--- Input for this task ---
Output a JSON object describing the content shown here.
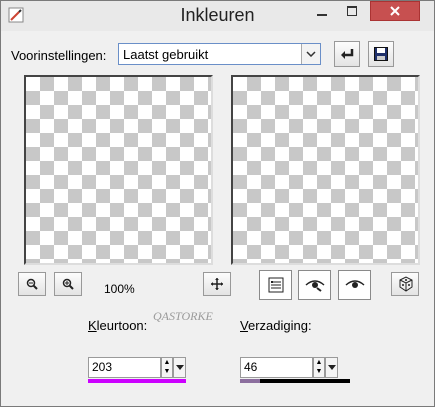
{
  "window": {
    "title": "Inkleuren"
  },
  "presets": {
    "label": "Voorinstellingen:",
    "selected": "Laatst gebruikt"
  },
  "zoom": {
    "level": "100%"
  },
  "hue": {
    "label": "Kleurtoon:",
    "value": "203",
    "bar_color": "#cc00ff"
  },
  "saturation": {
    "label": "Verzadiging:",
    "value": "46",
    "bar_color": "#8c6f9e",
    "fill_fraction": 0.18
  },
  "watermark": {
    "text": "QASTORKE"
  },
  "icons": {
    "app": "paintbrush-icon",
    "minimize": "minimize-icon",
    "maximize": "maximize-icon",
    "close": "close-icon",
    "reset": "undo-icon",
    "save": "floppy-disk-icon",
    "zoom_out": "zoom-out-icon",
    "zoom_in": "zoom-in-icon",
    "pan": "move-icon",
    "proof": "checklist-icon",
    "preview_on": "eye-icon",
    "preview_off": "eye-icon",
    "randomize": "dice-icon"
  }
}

--- Stated problem ---
What is needed is an exact reproduction of the data, pictures excluded.

--- Response to the task ---
Output a JSON object describing the content shown here.
{
  "window": {
    "title": "Inkleuren"
  },
  "presets": {
    "label": "Voorinstellingen:",
    "selected": "Laatst gebruikt"
  },
  "zoom": {
    "level": "100%"
  },
  "hue": {
    "label": "Kleurtoon:",
    "value": "203",
    "bar_color": "#cc00ff"
  },
  "saturation": {
    "label": "Verzadiging:",
    "value": "46",
    "bar_color": "#8c6f9e",
    "fill_fraction": 0.18
  },
  "watermark": {
    "text": "QASTORKE"
  },
  "icons": {
    "app": "paintbrush-icon",
    "minimize": "minimize-icon",
    "maximize": "maximize-icon",
    "close": "close-icon",
    "reset": "undo-icon",
    "save": "floppy-disk-icon",
    "zoom_out": "zoom-out-icon",
    "zoom_in": "zoom-in-icon",
    "pan": "move-icon",
    "proof": "checklist-icon",
    "preview_on": "eye-icon",
    "preview_off": "eye-icon",
    "randomize": "dice-icon"
  }
}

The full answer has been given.